§ GIVEN PROBLEM A: According to the passage on contracts, what is the only practical difference between a written contract without a seal and a mere verbal agreement?
§ GIVEN PROBLEM B: Carry the passage on contracts forward from its final sentence.

§ PAGE:

· · ·

A CONTRACT is an agreement between two or more persons, upon a sufficient consideration, to do or not to do a particular thing. To constitute a valid contract, or agreement, there must be1. The mutual assent of two or more persons competent to contract; an intelligent meeting of the minds of the parties.

2. A good and valid consideration, i. e., motive or inducing cause to make the promise upon which the party is to be held or charged.

3. A subject matter of the contract, i. e., a thing to be done, or omitted. And the thing agreed to be done must be one not forbidden by law; or, if the agreement be to omit or forbear from doing a certain thing, it must be a thing not enjoined or made a duty by law.

Contracts are divided into agreements by specialty, made by a written instrument under seal, and agreements without specialty, made either by a written instrument without a seal, or verbally without any writing. In practical effect, the only difference between a written contract without a seal and a mere verbal agreement is, that the former is more easily proved. In certain cases agreements by specialty are of higher consideration in the law than agreements without specialty; and it is therefore advisable for laymen, who are not supposed to know in what cases a seal may be dispensed with, and for what purposes it may be desirable, to add a seal whenever they draw their own contracts or act without legal advice.

· · ·

§ MATERIAL SUPPLIED:

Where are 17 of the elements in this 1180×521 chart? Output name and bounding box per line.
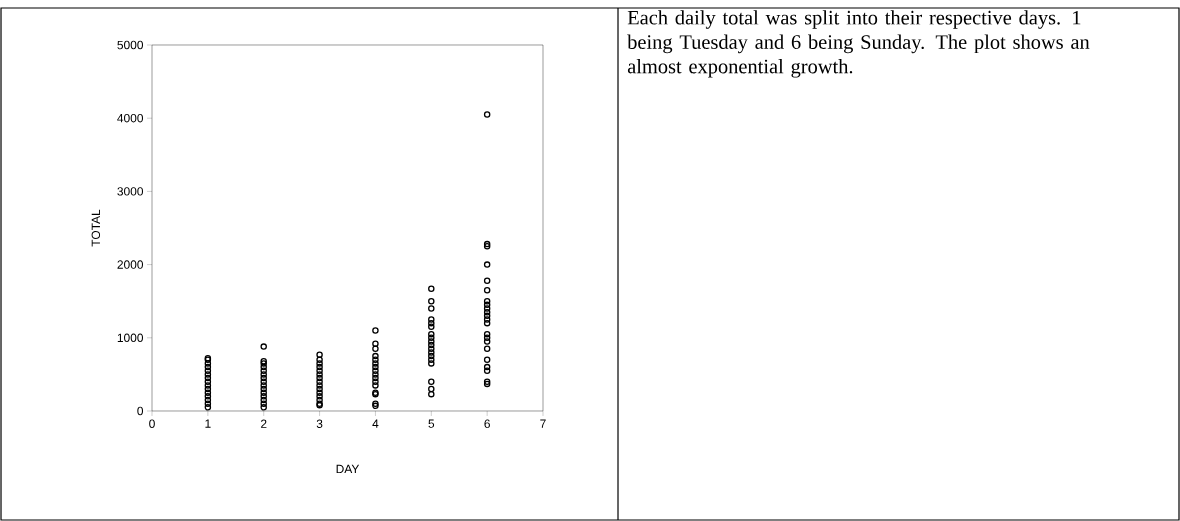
y-tick-label: 4000: [117, 113, 144, 123]
y-tick-label: 5000: [117, 40, 144, 50]
x-tick-label: 3: [316, 419, 323, 428]
x-axis-title: DAY: [336, 464, 360, 474]
y-tick-label: 0: [137, 406, 144, 416]
x-tick-label: 2: [260, 419, 267, 428]
y-tick-label: 1000: [117, 333, 144, 343]
text: Each daily total was split into their respective days. 1 being Tuesday and 6 being Sunday. The plot shows an almost exponential growth.: [627, 10, 1090, 78]
x-tick-label: 4: [372, 419, 379, 428]
y-tick-label: 2000: [117, 260, 144, 269]
y-tick-label: 3000: [117, 187, 144, 196]
x-tick-label: 0: [149, 419, 155, 428]
y-axis-title: TOTAL: [91, 209, 101, 247]
x-tick-label: 1: [205, 419, 211, 428]
x-tick-label: 7: [540, 419, 546, 428]
x-tick-label: 5: [428, 419, 435, 428]
x-tick-label: 6: [484, 419, 490, 428]
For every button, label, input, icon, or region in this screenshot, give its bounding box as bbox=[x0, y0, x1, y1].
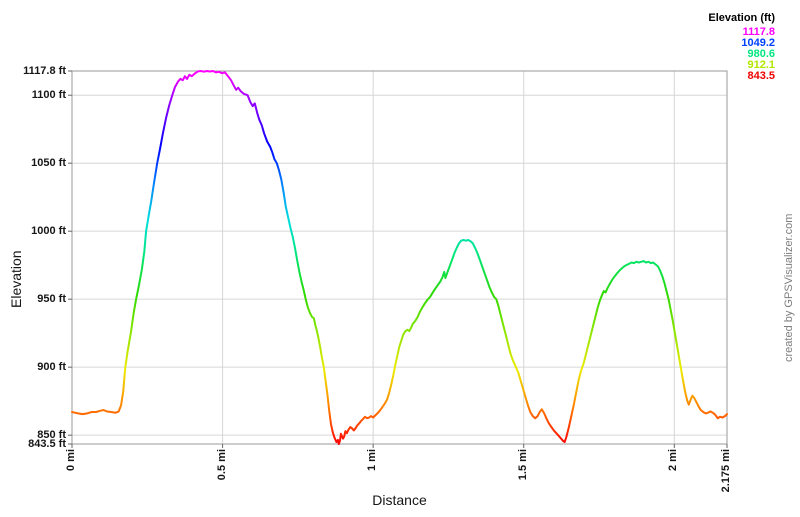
y-tick-label: 900 ft bbox=[37, 360, 66, 373]
legend-entry: 1049.2 bbox=[741, 37, 775, 49]
x-tick-label: 1 mi bbox=[366, 449, 379, 472]
y-tick-label: 1050 ft bbox=[31, 156, 66, 169]
legend-entry: 980.6 bbox=[747, 48, 775, 60]
legend: Elevation (ft) 1117.8 1049.2 980.6 912.1 843… bbox=[708, 12, 775, 82]
x-tick-label: 0 mi bbox=[65, 449, 77, 472]
legend-entries: 1117.8 1049.2 980.6 912.1 843.5 bbox=[708, 27, 775, 82]
plot-border bbox=[71, 70, 728, 445]
y-axis-title: Elevation bbox=[8, 250, 24, 308]
legend-entry: 843.5 bbox=[747, 70, 775, 82]
y-tick-label: 1117.8 ft bbox=[23, 64, 66, 77]
x-tick-label: 2 mi bbox=[667, 449, 680, 472]
y-tick-label: 1000 ft bbox=[31, 224, 66, 237]
legend-title: Elevation (ft) bbox=[708, 12, 775, 24]
elevation-profile-line bbox=[71, 70, 728, 445]
legend-entry: 1117.8 bbox=[742, 26, 775, 38]
x-tick-label: 2.175 mi bbox=[720, 449, 732, 493]
y-tick-label: 843.5 ft bbox=[28, 437, 66, 450]
x-axis-title: Distance bbox=[372, 492, 427, 508]
watermark: created by GPSVisualizer.com bbox=[783, 213, 795, 362]
y-tick-label: 1100 ft bbox=[31, 88, 66, 101]
y-tick-label: 950 ft bbox=[37, 292, 66, 305]
x-tick-label: 1.5 mi bbox=[516, 449, 529, 481]
x-tick-label: 0.5 mi bbox=[215, 449, 228, 481]
legend-entry: 912.1 bbox=[747, 59, 775, 71]
y-tick-label: 850 ft bbox=[37, 428, 66, 441]
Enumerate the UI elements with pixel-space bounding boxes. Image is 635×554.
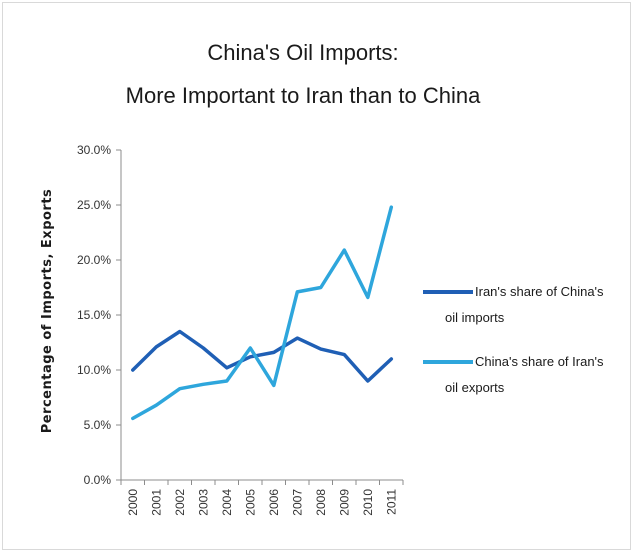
y-tick-label: 30.0%: [77, 143, 111, 157]
chart-title-line-2: More Important to Iran than to China: [126, 83, 481, 108]
series-lines: [131, 205, 394, 421]
x-tick-labels: 2000 2001 2002 2003 2004 2005 2006 2007 2008 2009…: [126, 489, 399, 516]
legend-label: oil imports: [445, 310, 505, 325]
axes: [116, 149, 404, 485]
chart-title-line-1: China's Oil Imports:: [207, 40, 398, 65]
x-tick-label: 2000: [126, 489, 140, 516]
x-tick-label: 2008: [314, 489, 328, 516]
chart: China's Oil Imports: More Important to I…: [40, 40, 604, 516]
y-tick-label: 25.0%: [77, 198, 111, 212]
y-tick-label: 0.0%: [84, 473, 112, 487]
x-tick-label: 2009: [337, 489, 351, 516]
x-tick-label: 2004: [220, 489, 234, 516]
x-tick-label: 2005: [243, 489, 257, 516]
y-tick-label: 5.0%: [84, 418, 112, 432]
series-line-1: [131, 329, 394, 383]
y-tick-label: 10.0%: [77, 363, 111, 377]
y-axis-label: Percentage of Imports, Exports: [40, 189, 55, 434]
x-tick-label: 2011: [384, 489, 398, 515]
series-line-2: [131, 205, 394, 421]
y-tick-label: 20.0%: [77, 253, 111, 267]
legend: Iran's share of China's oil imports China'…: [423, 284, 604, 395]
x-tick-label: 2002: [173, 489, 187, 516]
x-tick-label: 2003: [196, 489, 210, 516]
x-tick-label: 2006: [267, 489, 281, 516]
y-tick-label: 15.0%: [77, 308, 111, 322]
x-tick-label: 2007: [290, 489, 304, 516]
legend-label: Iran's share of China's: [475, 284, 604, 299]
x-tick-label: 2001: [149, 489, 163, 516]
y-tick-labels: 0.0% 5.0% 10.0% 15.0% 20.0% 25.0% 30.0%: [77, 143, 111, 487]
legend-label: China's share of Iran's: [475, 354, 604, 369]
chart-frame: China's Oil Imports: More Important to I…: [2, 2, 631, 550]
legend-label: oil exports: [445, 380, 505, 395]
x-tick-label: 2010: [361, 489, 375, 516]
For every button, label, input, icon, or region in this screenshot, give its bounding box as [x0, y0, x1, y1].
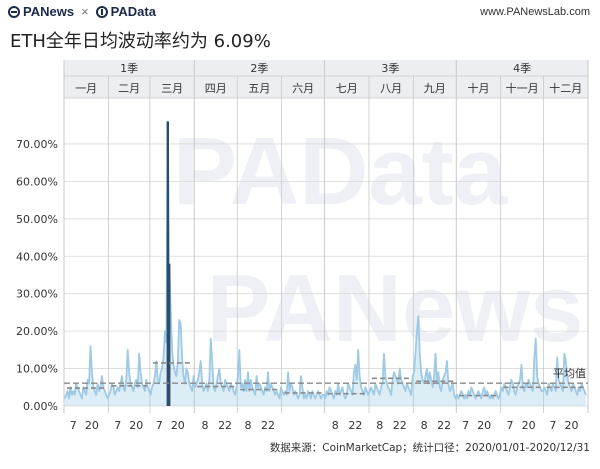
x-tick-label: 7	[462, 419, 469, 432]
month-label: 三月	[161, 82, 183, 95]
volatility-chart: PAData PANews 0.00% 10.00% 20.00% 30.00% 40.00…	[16, 60, 589, 432]
panews-logo-icon	[8, 5, 20, 18]
average-label: 平均值	[553, 367, 586, 380]
brand-padata: PAData	[110, 4, 156, 19]
month-label: 四月	[205, 82, 227, 95]
month-label: 九月	[424, 82, 446, 95]
month-label: 八月	[380, 82, 402, 95]
x-tick-label: 7	[70, 419, 77, 432]
padata-logo-icon	[95, 5, 108, 18]
y-tick-label: 40.00%	[16, 250, 58, 263]
y-tick-label: 50.00%	[16, 213, 58, 226]
x-tick-label: 22	[393, 419, 407, 432]
month-label: 一月	[75, 82, 97, 95]
top-bar: PANews × PAData www.PANewsLab.com	[0, 0, 600, 24]
site-url: www.PANewsLab.com	[480, 6, 590, 18]
x-tick-label: 20	[85, 419, 99, 432]
y-tick-label: 10.00%	[16, 363, 58, 376]
x-tick-label: 20	[477, 419, 491, 432]
x-tick-label: 8	[332, 419, 339, 432]
y-tick-label: 60.00%	[16, 175, 58, 188]
brand-separator: ×	[81, 4, 89, 19]
y-tick-label: 30.00%	[16, 288, 58, 301]
chart-title: ETH全年日均波动率约为 6.09%	[10, 31, 271, 52]
x-tick-label: 20	[565, 419, 579, 432]
month-label: 十一月	[506, 81, 539, 95]
month-label: 五月	[248, 82, 270, 95]
quarter-label: 4季	[513, 62, 531, 75]
x-tick-label: 22	[218, 419, 232, 432]
month-label: 二月	[118, 82, 140, 95]
quarter-label: 2季	[250, 62, 268, 75]
x-tick-label: 8	[421, 419, 428, 432]
brand-panews: PANews	[23, 4, 75, 19]
x-tick-label: 8	[244, 419, 251, 432]
volatility-line	[63, 120, 587, 400]
y-tick-label: 70.00%	[16, 138, 58, 151]
data-source: 数据来源：CoinMarketCap；统计口径：2020/01/01-2020/…	[269, 442, 590, 454]
x-tick-label: 7	[156, 419, 163, 432]
quarter-label: 1季	[120, 62, 138, 75]
watermark-padata: PAData	[173, 118, 508, 225]
x-tick-label: 7	[114, 419, 121, 432]
x-tick-label: 7	[506, 419, 513, 432]
x-tick-label: 20	[522, 419, 536, 432]
x-tick-label: 22	[261, 419, 275, 432]
brand: PANews × PAData	[8, 4, 156, 19]
quarter-label: 3季	[381, 62, 399, 75]
month-label: 十二月	[549, 81, 582, 95]
x-tick-label: 22	[437, 419, 451, 432]
x-tick-label: 8	[202, 419, 209, 432]
month-label: 七月	[336, 82, 358, 95]
x-tick-label: 7	[549, 419, 556, 432]
month-label: 十月	[467, 81, 489, 95]
y-tick-label: 0.00%	[23, 400, 58, 413]
x-tick-label: 22	[348, 419, 362, 432]
x-tick-label: 20	[171, 419, 185, 432]
month-label: 六月	[292, 82, 314, 95]
watermark-panews: PANews	[206, 255, 583, 362]
x-tick-label: 20	[129, 419, 143, 432]
y-tick-label: 20.00%	[16, 325, 58, 338]
x-tick-label: 8	[376, 419, 383, 432]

· · ·

§ FINAL ANSWER A: The written contract is more easily proved.

§ FINAL ANSWER B:
In this state, a seal made of a foreign substance, and affixed to the document, is not necessary, and a stamp or impression

upon the paper is a good seal. A mere scrawl with a pen made upon the paper in the form of a seal, with the initials of the party written within the outline of the seal, has been held to be sufficient by the Supreme Court.

The essence of an agreement is the intelligent assent or union of the minds of the parties, and in its construction the actual intent of the parties is 'to be regarded. But, if the terms of the contract are clear, it will be binding even though contrary to the intention of the parties. For parol proof cannot be resorted to to modify the language of a written contract where it admits of a sensible construction. Only where there is a doubt or ambiguity in the terms of the written instrument, can parol proof or extrinsic circumstances be invoked to aid in its construction.

If, however, a written instrument fails to express the real contract designed to be made by the parties, in consequence of a mistake in the words or language used, courts having equity jurisdiction will generally reform the contract by making it conformable to the intention of the parties.

Incapacity to contract arises, among other causes, from infancy, from marriage (on the part of the woman), and from insanity.

Infants are incapable of binding themselves by contract, except for necessaries. The contract entered into by an infant may be repudiated at his option, either before his majority or within a reasonable time after it. He may also ratify and confirm it. This, however, must be done by a new promise, made after he has attained his majority. If the promise be a conditional one, the party seeking to enforce it must show the fulfilment of the condition. The contract of an infant may also be confirmed without an express new promise; and where he has neither disavowed nor affirmed it by words, a ratification is sometimes inferred from his acts. The question as to precisely what act or omissions amount to a confirmation, is one which would require too much space, and is in its nature too nice to be capable of proper discussion in a work of this kind.

The exception to the rule permitting an infant to repudiate contracts made by him, is the case where the promise or agreement is for necessaries.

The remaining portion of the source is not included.